TASK DIRECTIONS: Retype, without changes, every line from the line that contains "Parse this screenshot: output" through the final line of the records. Exclude pictures.

Extracts from a graphics dataset:
####
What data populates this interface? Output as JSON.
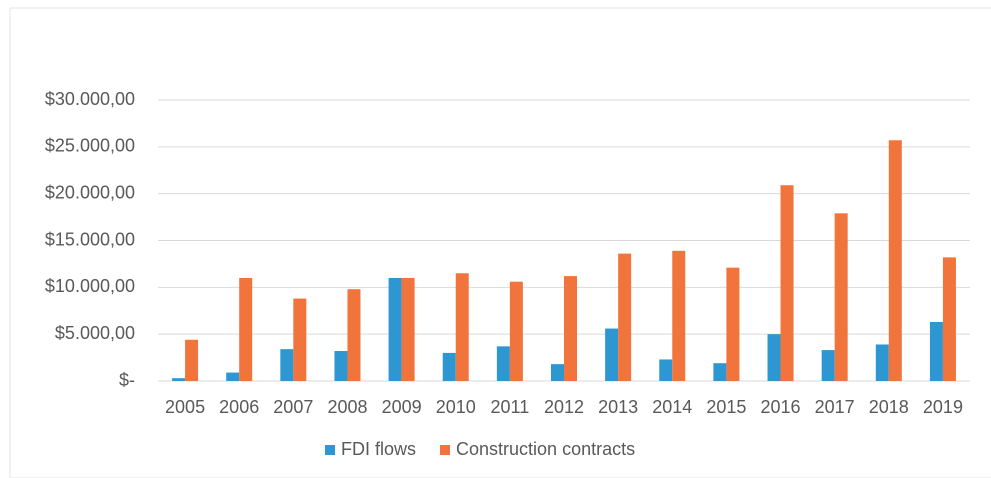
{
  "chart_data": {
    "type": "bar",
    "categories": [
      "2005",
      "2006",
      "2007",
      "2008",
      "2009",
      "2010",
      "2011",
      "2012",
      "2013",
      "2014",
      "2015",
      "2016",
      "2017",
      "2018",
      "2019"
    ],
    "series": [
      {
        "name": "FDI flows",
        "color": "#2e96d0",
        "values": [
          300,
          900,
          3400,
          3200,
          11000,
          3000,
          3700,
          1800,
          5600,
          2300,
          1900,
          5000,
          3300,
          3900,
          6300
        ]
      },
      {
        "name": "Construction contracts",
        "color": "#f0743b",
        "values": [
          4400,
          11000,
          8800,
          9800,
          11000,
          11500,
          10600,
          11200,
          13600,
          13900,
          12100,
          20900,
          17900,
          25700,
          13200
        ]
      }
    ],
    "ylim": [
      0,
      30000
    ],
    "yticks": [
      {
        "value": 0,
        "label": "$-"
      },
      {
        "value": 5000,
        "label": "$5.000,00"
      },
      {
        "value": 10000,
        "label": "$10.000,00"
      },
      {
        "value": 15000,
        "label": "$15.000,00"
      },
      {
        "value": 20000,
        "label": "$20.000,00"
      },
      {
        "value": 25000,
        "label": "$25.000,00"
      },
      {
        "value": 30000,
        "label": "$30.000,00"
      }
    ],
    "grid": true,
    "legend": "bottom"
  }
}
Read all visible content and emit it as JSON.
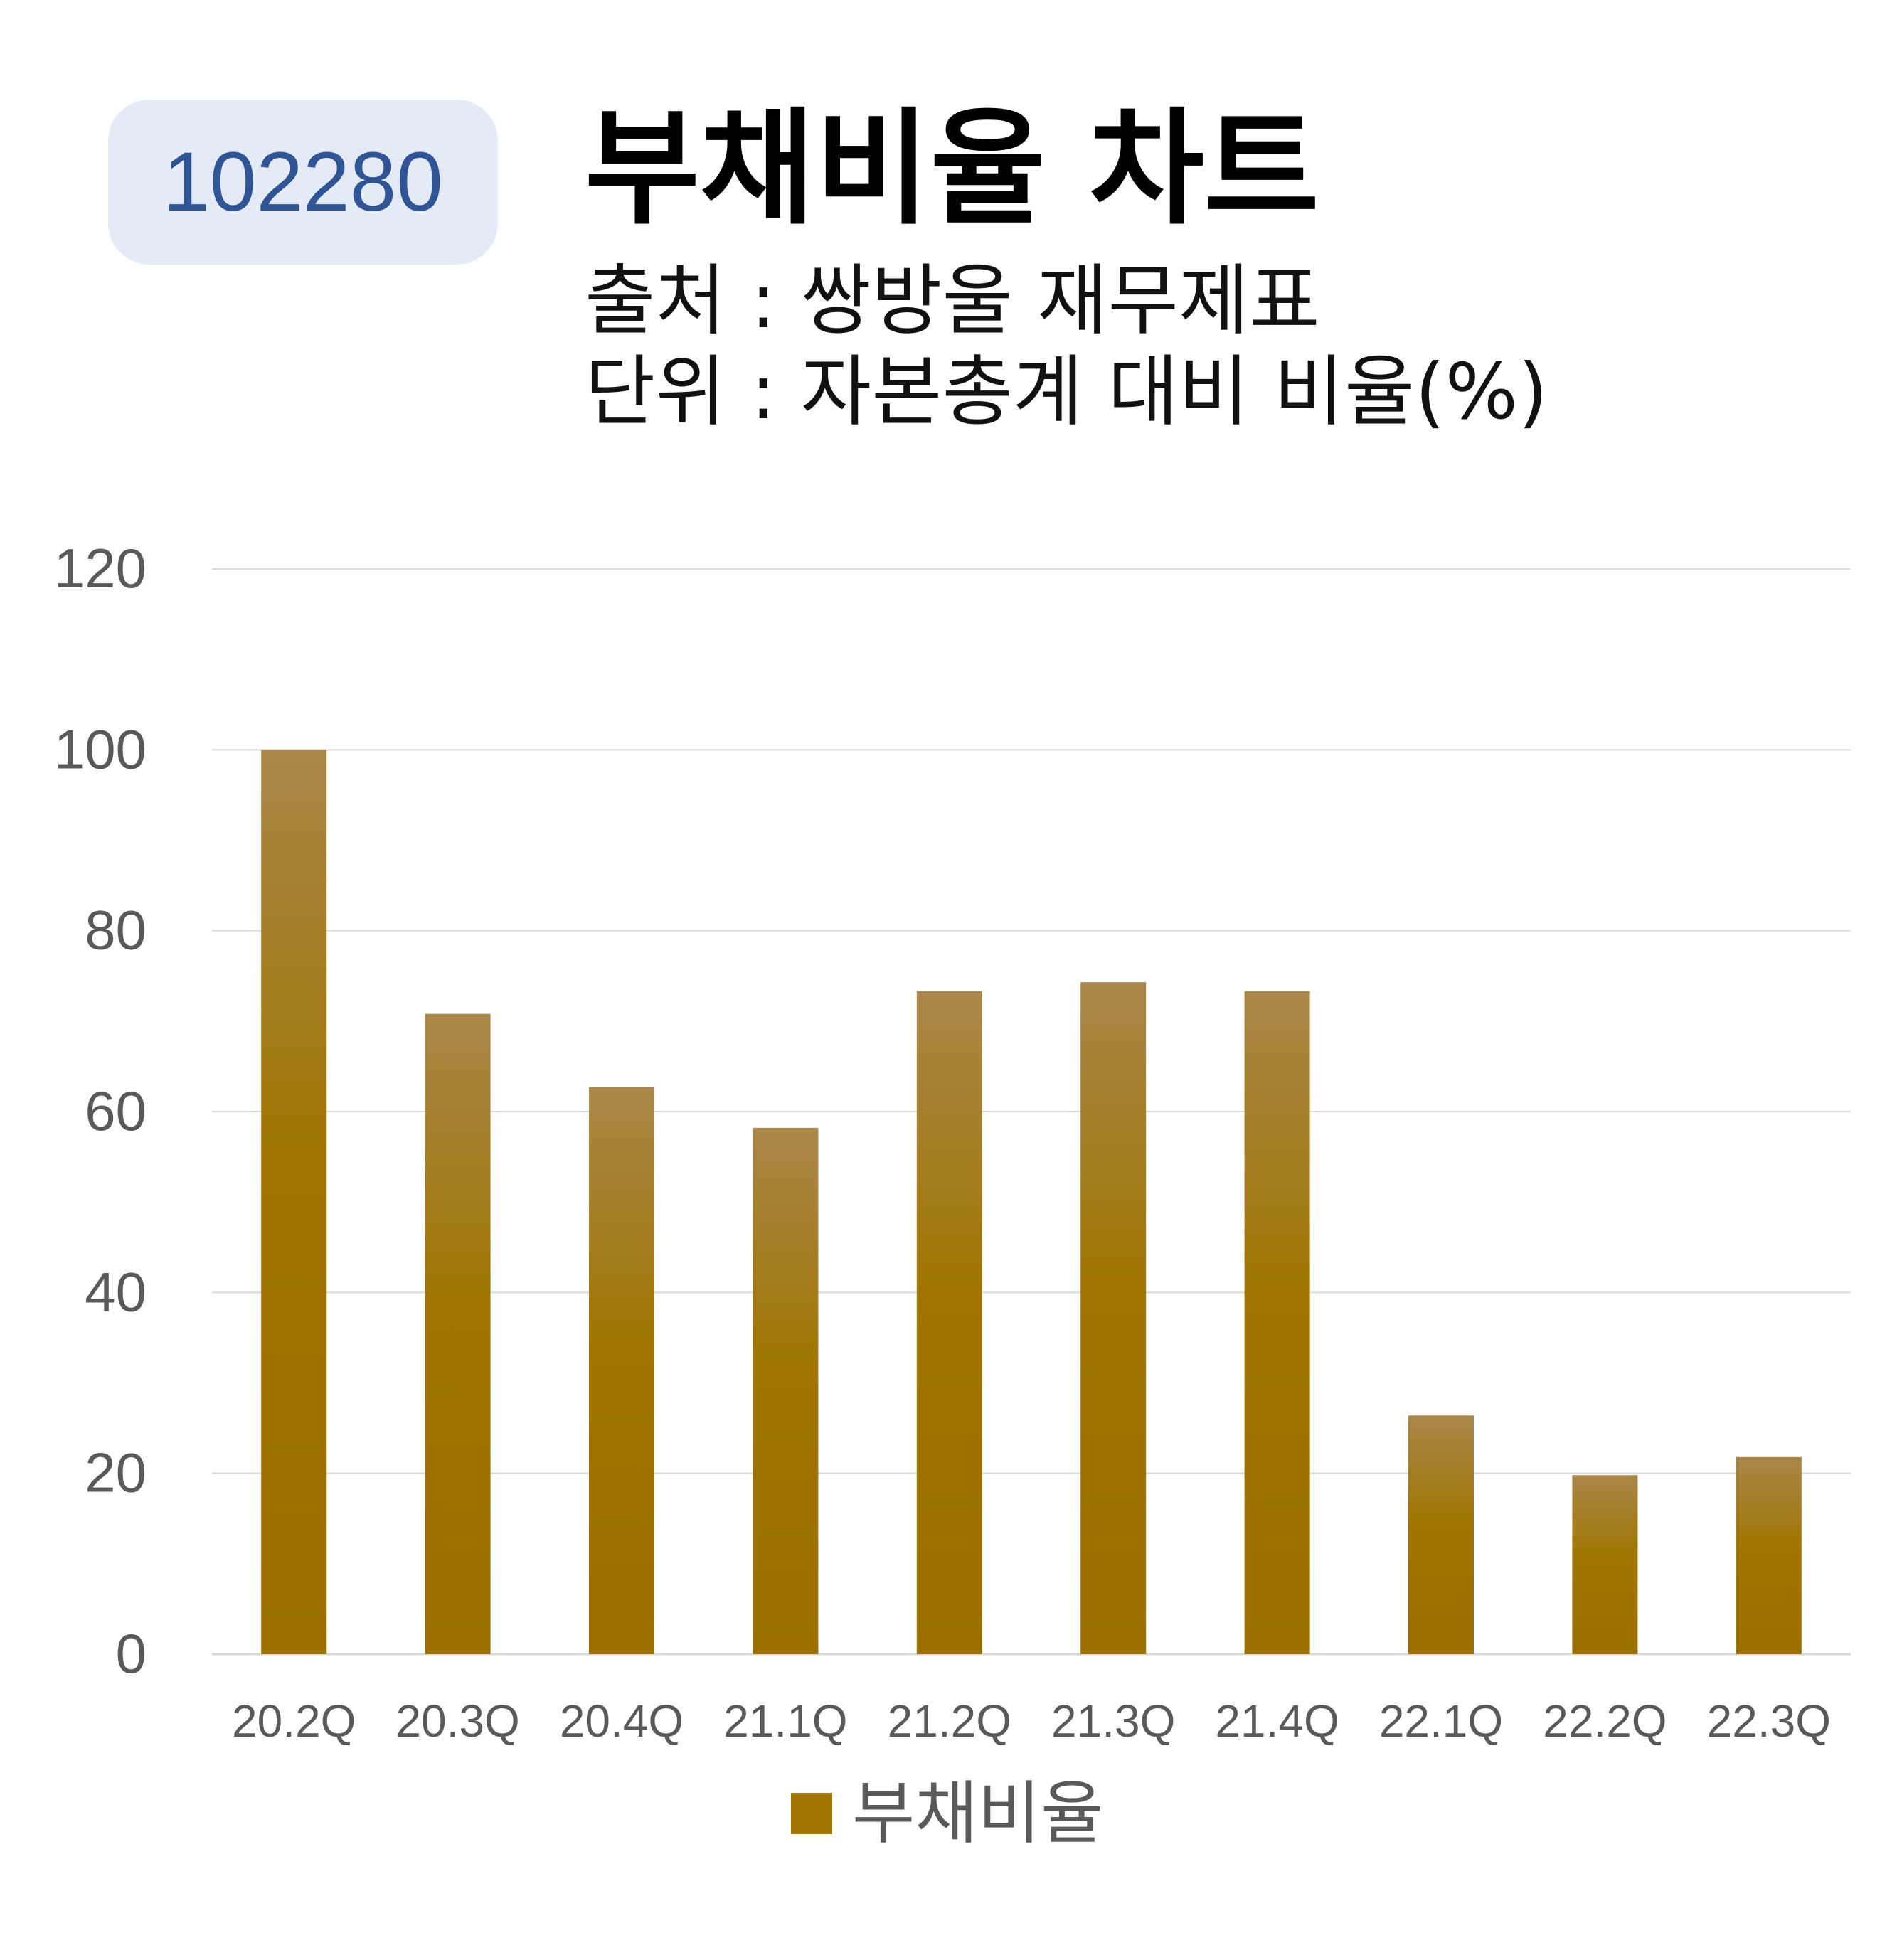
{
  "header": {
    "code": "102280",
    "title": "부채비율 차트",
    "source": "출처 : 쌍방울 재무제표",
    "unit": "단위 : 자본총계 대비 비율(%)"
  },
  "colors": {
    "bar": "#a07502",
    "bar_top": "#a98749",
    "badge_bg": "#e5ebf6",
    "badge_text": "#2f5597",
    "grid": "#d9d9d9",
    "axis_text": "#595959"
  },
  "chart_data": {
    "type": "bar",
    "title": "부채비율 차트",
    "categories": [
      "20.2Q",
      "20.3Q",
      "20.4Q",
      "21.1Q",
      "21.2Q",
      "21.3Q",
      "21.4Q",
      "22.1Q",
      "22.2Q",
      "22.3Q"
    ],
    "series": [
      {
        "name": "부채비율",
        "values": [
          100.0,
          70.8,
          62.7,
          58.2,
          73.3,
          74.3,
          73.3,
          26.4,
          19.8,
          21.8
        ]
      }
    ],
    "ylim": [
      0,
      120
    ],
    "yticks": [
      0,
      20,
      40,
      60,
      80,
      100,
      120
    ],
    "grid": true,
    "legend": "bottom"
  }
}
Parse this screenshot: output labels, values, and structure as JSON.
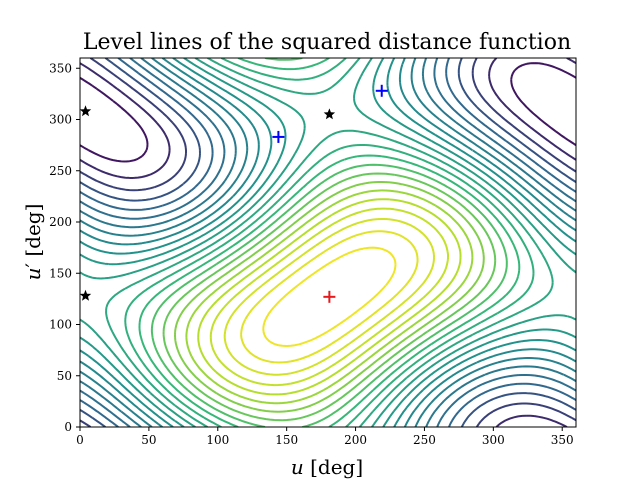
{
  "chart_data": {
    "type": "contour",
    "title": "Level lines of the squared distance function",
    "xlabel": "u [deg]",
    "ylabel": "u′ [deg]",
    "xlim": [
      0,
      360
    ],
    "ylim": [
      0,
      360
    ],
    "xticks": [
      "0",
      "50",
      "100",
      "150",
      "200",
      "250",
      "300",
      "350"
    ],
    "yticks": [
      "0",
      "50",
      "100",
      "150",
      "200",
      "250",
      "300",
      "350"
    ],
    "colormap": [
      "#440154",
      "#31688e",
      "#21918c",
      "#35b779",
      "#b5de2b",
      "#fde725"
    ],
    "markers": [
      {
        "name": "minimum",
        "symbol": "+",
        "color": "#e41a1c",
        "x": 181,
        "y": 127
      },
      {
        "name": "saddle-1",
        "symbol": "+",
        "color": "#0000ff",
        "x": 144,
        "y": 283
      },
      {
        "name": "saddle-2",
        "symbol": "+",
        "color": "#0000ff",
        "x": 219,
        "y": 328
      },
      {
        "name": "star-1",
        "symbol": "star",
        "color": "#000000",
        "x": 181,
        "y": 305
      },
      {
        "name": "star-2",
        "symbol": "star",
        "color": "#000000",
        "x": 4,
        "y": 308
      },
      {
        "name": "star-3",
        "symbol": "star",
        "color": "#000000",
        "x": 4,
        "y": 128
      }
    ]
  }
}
####
RESPONSE TO THE EXERCISE:
Parse this screenshot: output labels, values, and structure as JSON.
{
  "chart_data": {
    "type": "contour",
    "title": "Level lines of the squared distance function",
    "xlabel": "u [deg]",
    "ylabel": "u′ [deg]",
    "xlim": [
      0,
      360
    ],
    "ylim": [
      0,
      360
    ],
    "xticks": [
      "0",
      "50",
      "100",
      "150",
      "200",
      "250",
      "300",
      "350"
    ],
    "yticks": [
      "0",
      "50",
      "100",
      "150",
      "200",
      "250",
      "300",
      "350"
    ],
    "colormap": [
      "#440154",
      "#31688e",
      "#21918c",
      "#35b779",
      "#b5de2b",
      "#fde725"
    ],
    "markers": [
      {
        "name": "minimum",
        "symbol": "+",
        "color": "#e41a1c",
        "x": 181,
        "y": 127
      },
      {
        "name": "saddle-1",
        "symbol": "+",
        "color": "#0000ff",
        "x": 144,
        "y": 283
      },
      {
        "name": "saddle-2",
        "symbol": "+",
        "color": "#0000ff",
        "x": 219,
        "y": 328
      },
      {
        "name": "star-1",
        "symbol": "star",
        "color": "#000000",
        "x": 181,
        "y": 305
      },
      {
        "name": "star-2",
        "symbol": "star",
        "color": "#000000",
        "x": 4,
        "y": 308
      },
      {
        "name": "star-3",
        "symbol": "star",
        "color": "#000000",
        "x": 4,
        "y": 128
      }
    ]
  }
}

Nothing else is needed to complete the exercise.